Problem to work on
Skip the pictures. Copy all the rest of the records down exactly.

-- begin Material to process --

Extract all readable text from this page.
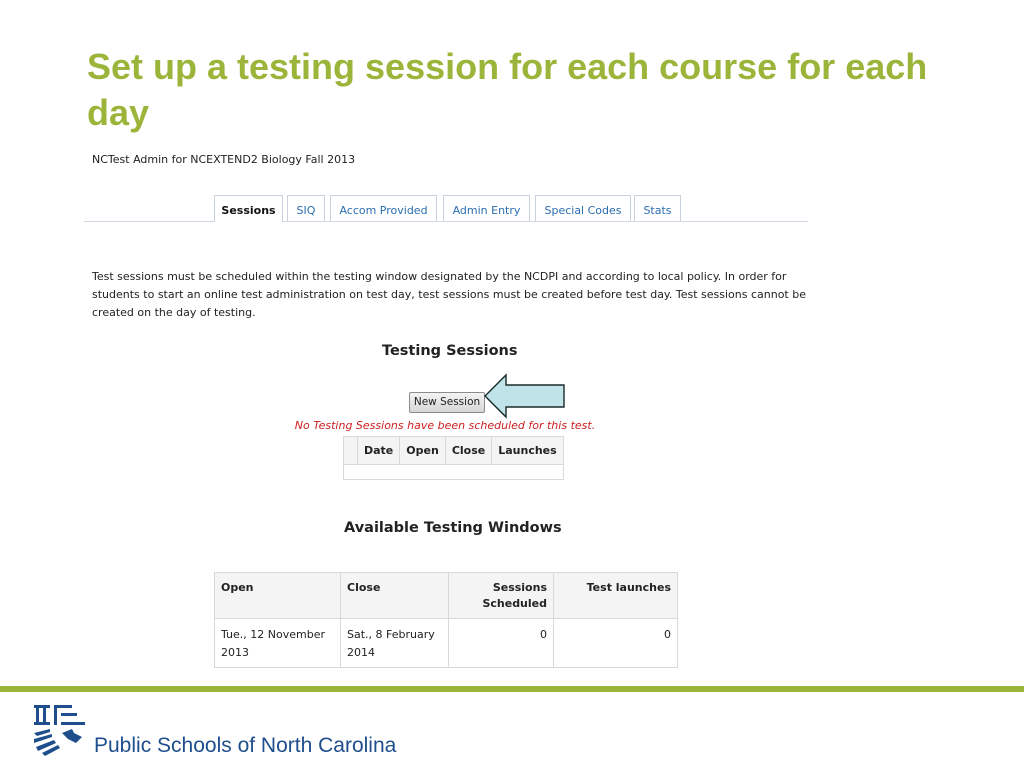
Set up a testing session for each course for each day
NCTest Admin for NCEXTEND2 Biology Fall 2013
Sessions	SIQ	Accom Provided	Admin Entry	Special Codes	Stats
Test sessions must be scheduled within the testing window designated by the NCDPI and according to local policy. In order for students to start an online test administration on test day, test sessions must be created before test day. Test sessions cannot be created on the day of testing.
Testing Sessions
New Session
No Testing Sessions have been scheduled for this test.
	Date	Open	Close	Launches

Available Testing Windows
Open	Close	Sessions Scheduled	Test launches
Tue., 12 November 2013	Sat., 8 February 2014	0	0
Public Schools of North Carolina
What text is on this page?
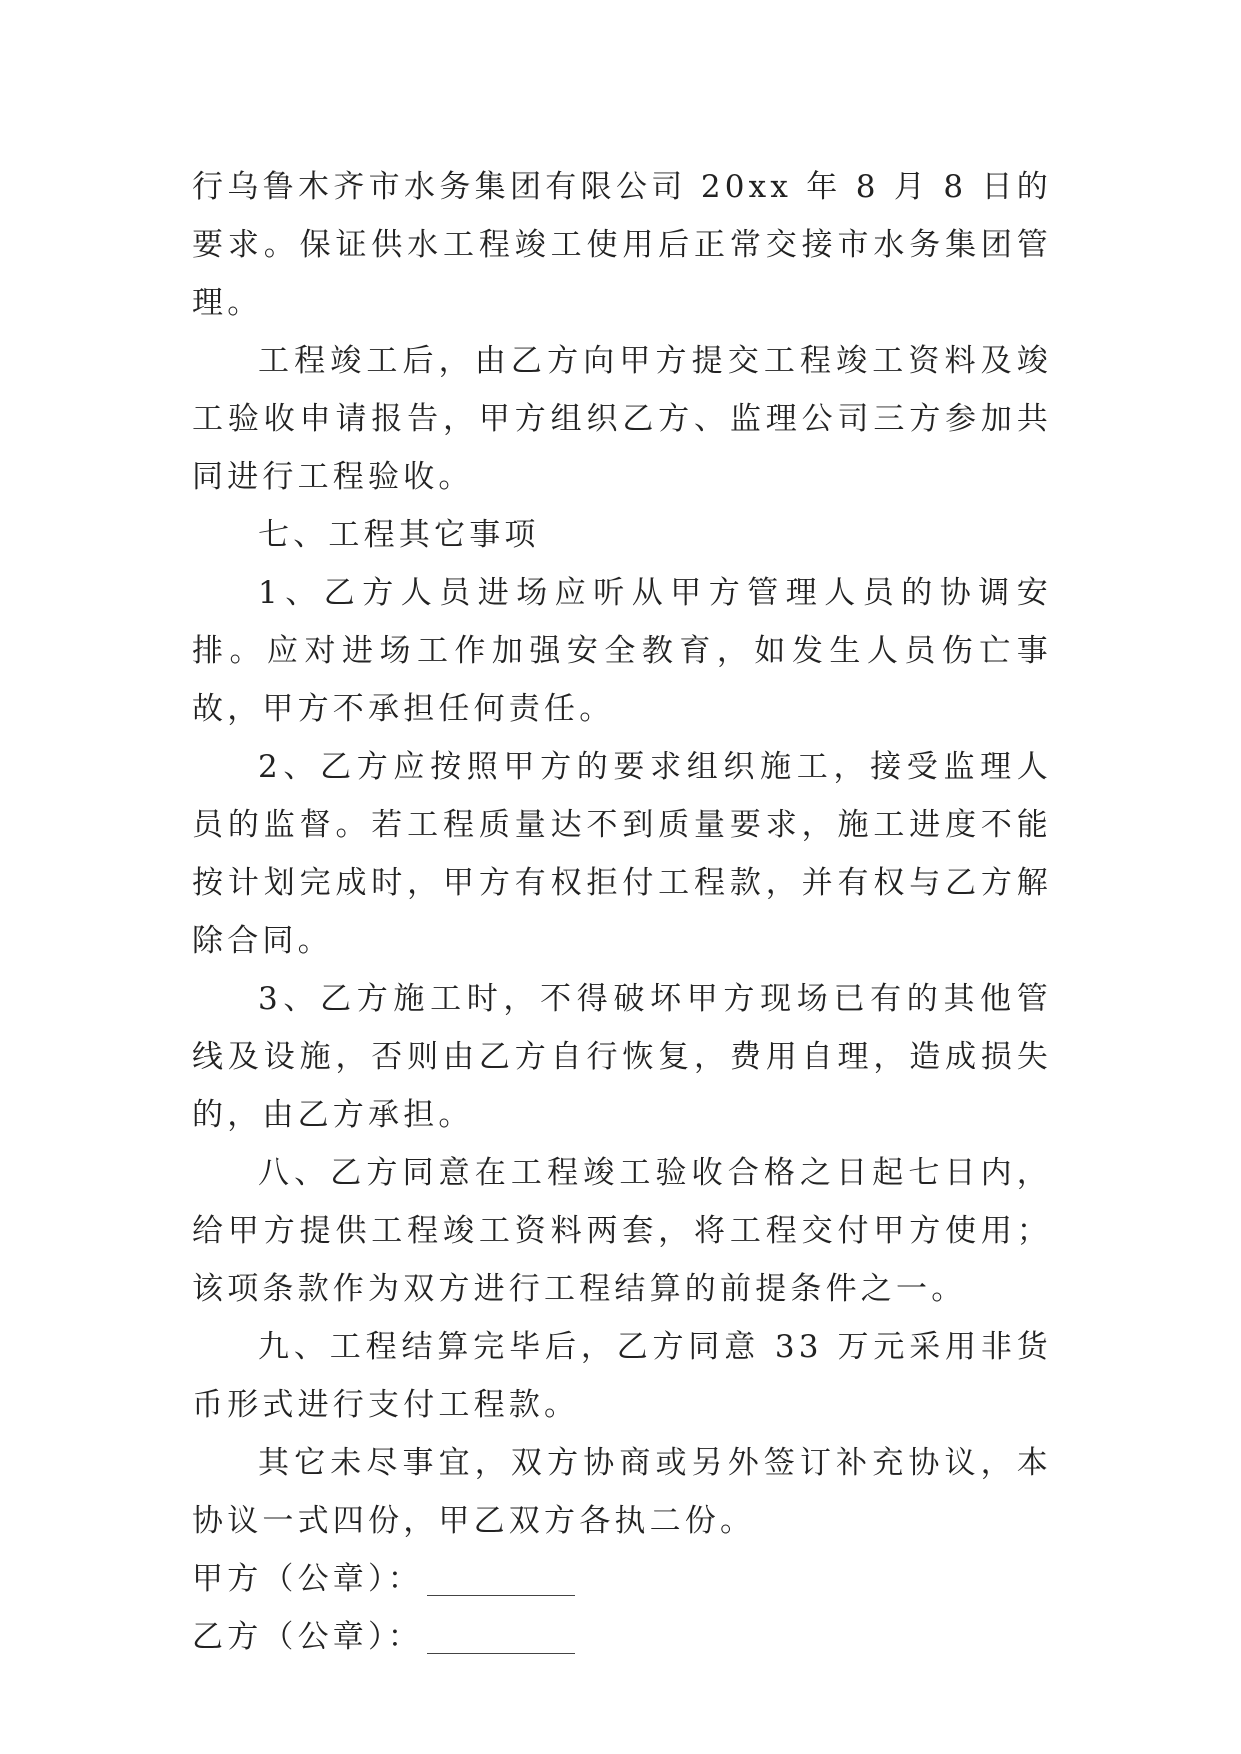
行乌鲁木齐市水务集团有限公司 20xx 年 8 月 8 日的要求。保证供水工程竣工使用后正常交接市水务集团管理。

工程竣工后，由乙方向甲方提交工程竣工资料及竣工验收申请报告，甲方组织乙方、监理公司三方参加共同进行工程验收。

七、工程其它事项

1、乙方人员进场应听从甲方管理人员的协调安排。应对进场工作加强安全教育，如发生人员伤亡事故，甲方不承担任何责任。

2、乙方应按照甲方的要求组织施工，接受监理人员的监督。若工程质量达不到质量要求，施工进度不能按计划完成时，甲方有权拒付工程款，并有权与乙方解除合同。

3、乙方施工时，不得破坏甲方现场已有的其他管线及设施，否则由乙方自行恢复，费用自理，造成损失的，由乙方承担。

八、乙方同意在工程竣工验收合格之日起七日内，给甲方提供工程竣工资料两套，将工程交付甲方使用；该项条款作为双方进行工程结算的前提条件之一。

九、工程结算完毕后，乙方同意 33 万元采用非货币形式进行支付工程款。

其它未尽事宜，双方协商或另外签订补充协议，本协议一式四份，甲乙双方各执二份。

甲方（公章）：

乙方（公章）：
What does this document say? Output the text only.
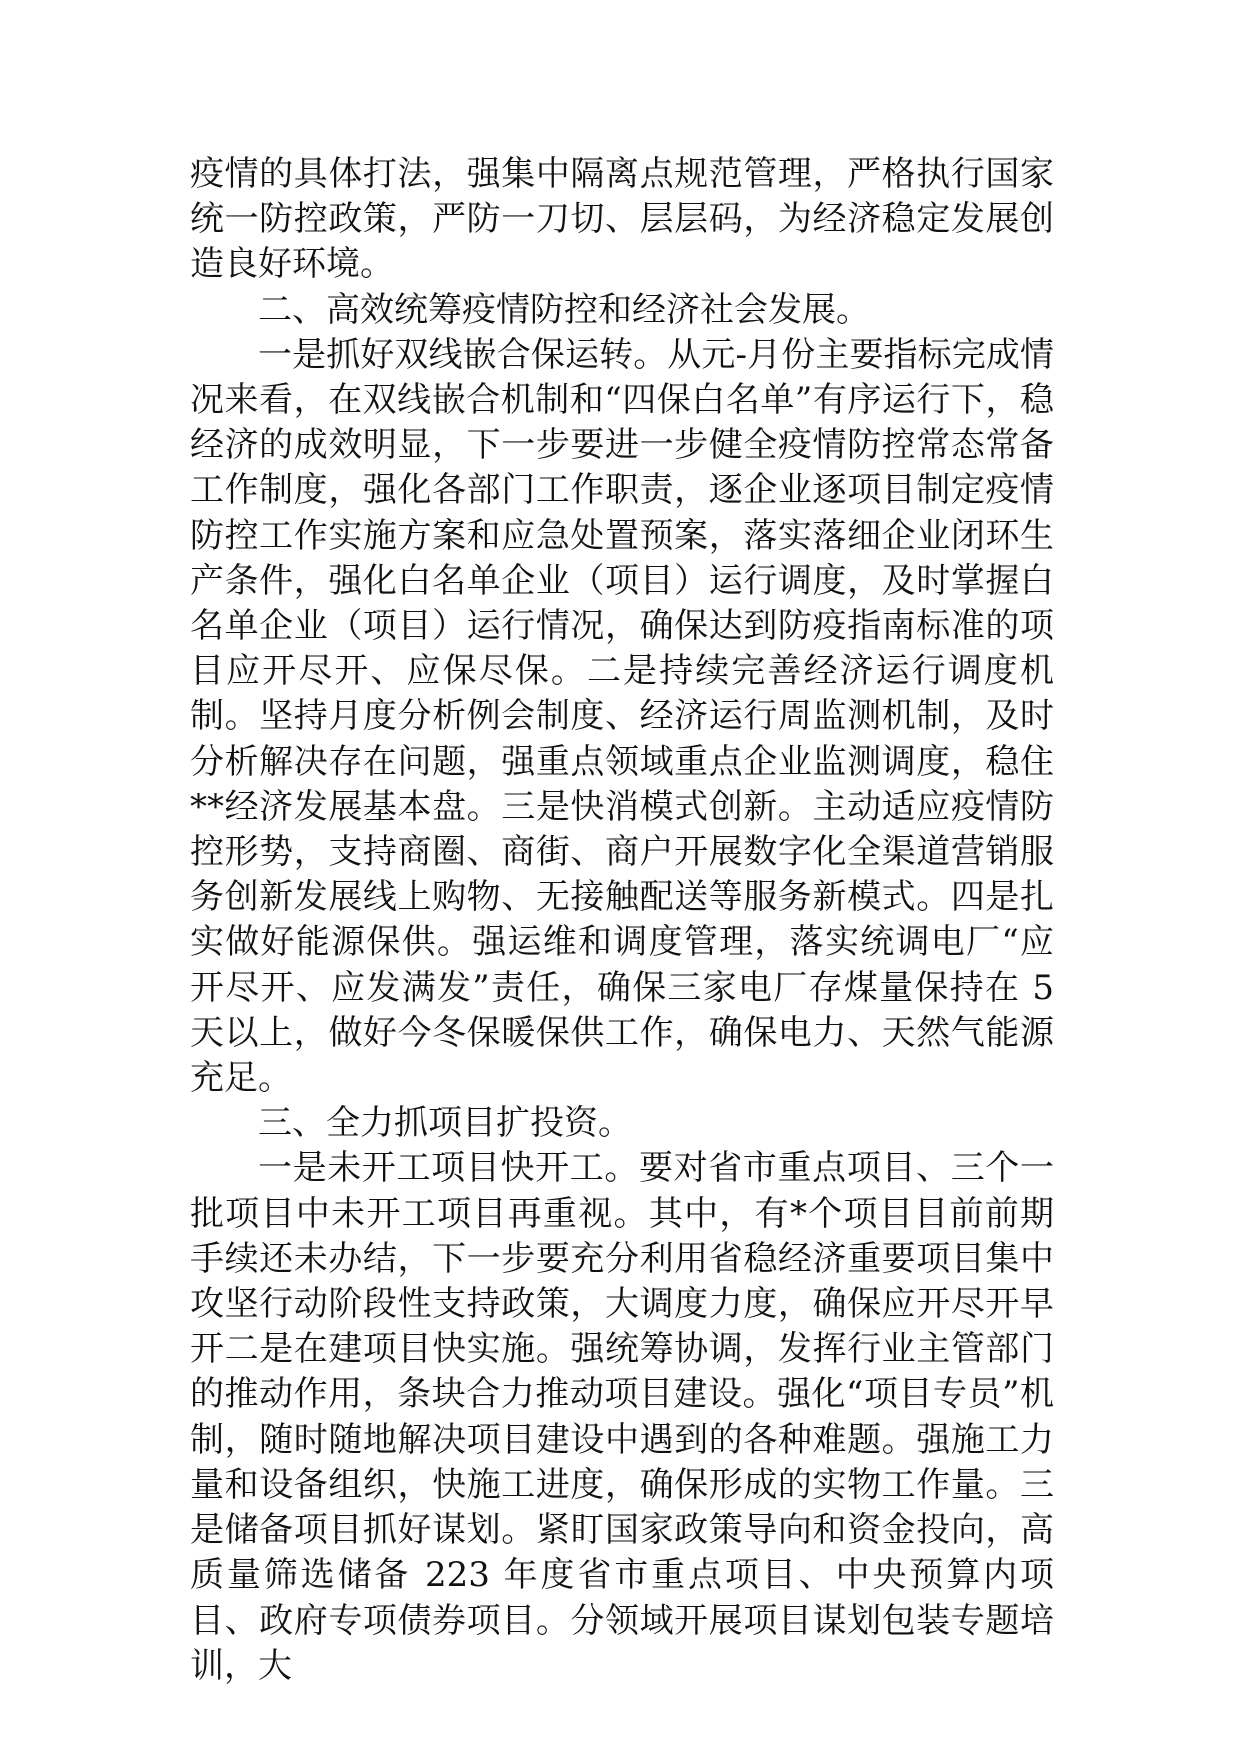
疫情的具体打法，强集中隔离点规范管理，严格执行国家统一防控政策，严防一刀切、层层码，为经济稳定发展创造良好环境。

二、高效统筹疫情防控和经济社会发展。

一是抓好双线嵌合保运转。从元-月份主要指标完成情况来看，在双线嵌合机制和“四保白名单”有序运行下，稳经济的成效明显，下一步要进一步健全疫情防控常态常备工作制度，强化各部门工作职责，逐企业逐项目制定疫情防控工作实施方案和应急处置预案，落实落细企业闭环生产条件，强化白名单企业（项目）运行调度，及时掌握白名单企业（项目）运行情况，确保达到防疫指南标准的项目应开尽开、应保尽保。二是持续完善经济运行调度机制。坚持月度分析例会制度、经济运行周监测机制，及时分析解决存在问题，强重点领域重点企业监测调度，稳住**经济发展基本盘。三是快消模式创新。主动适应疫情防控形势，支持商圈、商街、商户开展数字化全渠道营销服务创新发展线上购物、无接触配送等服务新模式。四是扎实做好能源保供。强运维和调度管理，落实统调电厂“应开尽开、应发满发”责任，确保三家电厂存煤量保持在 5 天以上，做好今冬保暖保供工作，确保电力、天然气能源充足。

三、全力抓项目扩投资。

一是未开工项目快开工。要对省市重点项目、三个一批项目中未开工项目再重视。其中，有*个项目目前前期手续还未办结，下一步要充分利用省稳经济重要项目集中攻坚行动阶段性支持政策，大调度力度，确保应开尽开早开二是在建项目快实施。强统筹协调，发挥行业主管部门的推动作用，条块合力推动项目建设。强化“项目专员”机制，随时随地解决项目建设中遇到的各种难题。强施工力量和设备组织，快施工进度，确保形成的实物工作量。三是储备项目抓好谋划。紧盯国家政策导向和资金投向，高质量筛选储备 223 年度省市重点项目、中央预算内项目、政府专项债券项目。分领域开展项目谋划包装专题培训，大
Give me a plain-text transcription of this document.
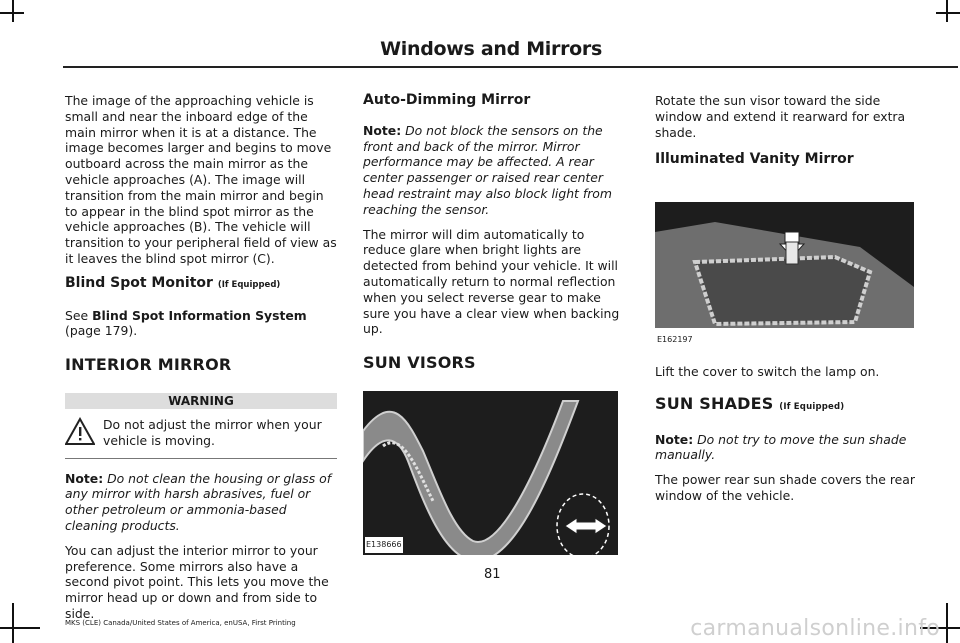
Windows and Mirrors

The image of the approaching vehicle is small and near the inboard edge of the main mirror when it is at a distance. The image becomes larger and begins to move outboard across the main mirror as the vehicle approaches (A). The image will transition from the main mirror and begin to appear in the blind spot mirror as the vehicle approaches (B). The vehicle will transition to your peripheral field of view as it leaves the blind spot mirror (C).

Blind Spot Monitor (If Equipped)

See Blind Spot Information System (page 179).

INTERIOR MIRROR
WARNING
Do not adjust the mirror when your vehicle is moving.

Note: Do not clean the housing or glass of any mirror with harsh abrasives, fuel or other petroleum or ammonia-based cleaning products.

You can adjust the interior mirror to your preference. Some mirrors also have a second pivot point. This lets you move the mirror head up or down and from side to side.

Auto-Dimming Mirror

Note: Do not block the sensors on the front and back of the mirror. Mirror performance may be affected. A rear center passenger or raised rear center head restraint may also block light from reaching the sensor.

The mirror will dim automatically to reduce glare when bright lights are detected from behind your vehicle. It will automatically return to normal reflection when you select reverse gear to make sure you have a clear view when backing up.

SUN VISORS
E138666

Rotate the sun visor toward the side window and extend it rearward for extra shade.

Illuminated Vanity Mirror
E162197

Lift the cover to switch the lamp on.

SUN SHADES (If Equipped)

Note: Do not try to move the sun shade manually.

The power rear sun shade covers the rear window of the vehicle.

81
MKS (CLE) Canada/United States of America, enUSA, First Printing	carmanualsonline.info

-- end Material to process --

Written answer
Extract all readable text from this page.
Set up a testing session for each course for each day
NCTest Admin for NCEXTEND2 Biology Fall 2013
Sessions	SIQ	Accom Provided	Admin Entry	Special Codes	Stats
Test sessions must be scheduled within the testing window designated by the NCDPI and according to local policy. In order for students to start an online test administration on test day, test sessions must be created before test day. Test sessions cannot be created on the day of testing.
Testing Sessions
New Session
No Testing Sessions have been scheduled for this test.
	Date	Open	Close	Launches

Available Testing Windows
Open	Close	Sessions Scheduled	Test launches
Tue., 12 November 2013	Sat., 8 February 2014	0	0
Public Schools of North Carolina
What text is on this page?
行乌鲁木齐市水务集团有限公司 20xx 年 8 月 8 日的要求。保证供水工程竣工使用后正常交接市水务集团管理。

工程竣工后，由乙方向甲方提交工程竣工资料及竣工验收申请报告，甲方组织乙方、监理公司三方参加共同进行工程验收。

七、工程其它事项

1、乙方人员进场应听从甲方管理人员的协调安排。应对进场工作加强安全教育，如发生人员伤亡事故，甲方不承担任何责任。

2、乙方应按照甲方的要求组织施工，接受监理人员的监督。若工程质量达不到质量要求，施工进度不能按计划完成时，甲方有权拒付工程款，并有权与乙方解除合同。

3、乙方施工时，不得破坏甲方现场已有的其他管线及设施，否则由乙方自行恢复，费用自理，造成损失的，由乙方承担。

八、乙方同意在工程竣工验收合格之日起七日内，给甲方提供工程竣工资料两套，将工程交付甲方使用；该项条款作为双方进行工程结算的前提条件之一。

九、工程结算完毕后，乙方同意 33 万元采用非货币形式进行支付工程款。

其它未尽事宜，双方协商或另外签订补充协议，本协议一式四份，甲乙双方各执二份。

甲方（公章）：

乙方（公章）：
What does this document say? Output the text only.
疫情的具体打法，强集中隔离点规范管理，严格执行国家统一防控政策，严防一刀切、层层码，为经济稳定发展创造良好环境。

二、高效统筹疫情防控和经济社会发展。

一是抓好双线嵌合保运转。从元-月份主要指标完成情况来看，在双线嵌合机制和“四保白名单”有序运行下，稳经济的成效明显，下一步要进一步健全疫情防控常态常备工作制度，强化各部门工作职责，逐企业逐项目制定疫情防控工作实施方案和应急处置预案，落实落细企业闭环生产条件，强化白名单企业（项目）运行调度，及时掌握白名单企业（项目）运行情况，确保达到防疫指南标准的项目应开尽开、应保尽保。二是持续完善经济运行调度机制。坚持月度分析例会制度、经济运行周监测机制，及时分析解决存在问题，强重点领域重点企业监测调度，稳住**经济发展基本盘。三是快消模式创新。主动适应疫情防控形势，支持商圈、商街、商户开展数字化全渠道营销服务创新发展线上购物、无接触配送等服务新模式。四是扎实做好能源保供。强运维和调度管理，落实统调电厂“应开尽开、应发满发”责任，确保三家电厂存煤量保持在 5 天以上，做好今冬保暖保供工作，确保电力、天然气能源充足。

三、全力抓项目扩投资。

一是未开工项目快开工。要对省市重点项目、三个一批项目中未开工项目再重视。其中，有*个项目目前前期手续还未办结，下一步要充分利用省稳经济重要项目集中攻坚行动阶段性支持政策，大调度力度，确保应开尽开早开二是在建项目快实施。强统筹协调，发挥行业主管部门的推动作用，条块合力推动项目建设。强化“项目专员”机制，随时随地解决项目建设中遇到的各种难题。强施工力量和设备组织，快施工进度，确保形成的实物工作量。三是储备项目抓好谋划。紧盯国家政策导向和资金投向，高质量筛选储备 223 年度省市重点项目、中央预算内项目、政府专项债券项目。分领域开展项目谋划包装专题培训，大
Give me a plain-text transcription of this document.
Windows and Mirrors

The image of the approaching vehicle is small and near the inboard edge of the main mirror when it is at a distance. The image becomes larger and begins to move outboard across the main mirror as the vehicle approaches (A). The image will transition from the main mirror and begin to appear in the blind spot mirror as the vehicle approaches (B). The vehicle will transition to your peripheral field of view as it leaves the blind spot mirror (C).

Blind Spot Monitor (If Equipped)

See Blind Spot Information System (page 179).

INTERIOR MIRROR
WARNING
Do not adjust the mirror when your vehicle is moving.

Note: Do not clean the housing or glass of any mirror with harsh abrasives, fuel or other petroleum or ammonia-based cleaning products.

You can adjust the interior mirror to your preference. Some mirrors also have a second pivot point. This lets you move the mirror head up or down and from side to side.

Auto-Dimming Mirror

Note: Do not block the sensors on the front and back of the mirror. Mirror performance may be affected. A rear center passenger or raised rear center head restraint may also block light from reaching the sensor.

The mirror will dim automatically to reduce glare when bright lights are detected from behind your vehicle. It will automatically return to normal reflection when you select reverse gear to make sure you have a clear view when backing up.

SUN VISORS
E138666

Rotate the sun visor toward the side window and extend it rearward for extra shade.

Illuminated Vanity Mirror
E162197

Lift the cover to switch the lamp on.

SUN SHADES (If Equipped)

Note: Do not try to move the sun shade manually.

The power rear sun shade covers the rear window of the vehicle.

81
MKS (CLE) Canada/United States of America, enUSA, First Printing	carmanualsonline.info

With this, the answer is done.